_Directions_
Reproduce the whole listing, character for character.

══ Provided data ══

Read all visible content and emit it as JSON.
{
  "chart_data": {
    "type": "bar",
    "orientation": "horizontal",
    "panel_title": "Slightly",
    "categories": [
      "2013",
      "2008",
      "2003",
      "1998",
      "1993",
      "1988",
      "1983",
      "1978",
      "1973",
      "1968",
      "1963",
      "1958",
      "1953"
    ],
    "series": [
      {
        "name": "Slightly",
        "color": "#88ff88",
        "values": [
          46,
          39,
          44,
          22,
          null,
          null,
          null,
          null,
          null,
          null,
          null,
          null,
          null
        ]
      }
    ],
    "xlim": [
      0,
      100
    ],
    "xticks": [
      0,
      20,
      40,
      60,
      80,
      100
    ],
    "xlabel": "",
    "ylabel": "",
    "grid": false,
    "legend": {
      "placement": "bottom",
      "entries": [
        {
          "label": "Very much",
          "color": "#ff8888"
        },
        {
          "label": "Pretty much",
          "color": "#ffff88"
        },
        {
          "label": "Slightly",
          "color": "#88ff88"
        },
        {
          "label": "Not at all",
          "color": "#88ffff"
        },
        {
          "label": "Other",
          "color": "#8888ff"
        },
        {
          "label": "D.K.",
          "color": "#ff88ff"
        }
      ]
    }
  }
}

═══

_Exercise solution_
Read all visible content and emit it as JSON.
{
  "chart_data": {
    "type": "bar",
    "orientation": "horizontal",
    "panel_title": "Slightly",
    "categories": [
      "2013",
      "2008",
      "2003",
      "1998",
      "1993",
      "1988",
      "1983",
      "1978",
      "1973",
      "1968",
      "1963",
      "1958",
      "1953"
    ],
    "series": [
      {
        "name": "Slightly",
        "color": "#88ff88",
        "values": [
          46,
          39,
          44,
          22,
          null,
          null,
          null,
          null,
          null,
          null,
          null,
          null,
          null
        ]
      }
    ],
    "xlim": [
      0,
      100
    ],
    "xticks": [
      0,
      20,
      40,
      60,
      80,
      100
    ],
    "xlabel": "",
    "ylabel": "",
    "grid": false,
    "legend": {
      "placement": "bottom",
      "entries": [
        {
          "label": "Very much",
          "color": "#ff8888"
        },
        {
          "label": "Pretty much",
          "color": "#ffff88"
        },
        {
          "label": "Slightly",
          "color": "#88ff88"
        },
        {
          "label": "Not at all",
          "color": "#88ffff"
        },
        {
          "label": "Other",
          "color": "#8888ff"
        },
        {
          "label": "D.K.",
          "color": "#ff88ff"
        }
      ]
    }
  }
}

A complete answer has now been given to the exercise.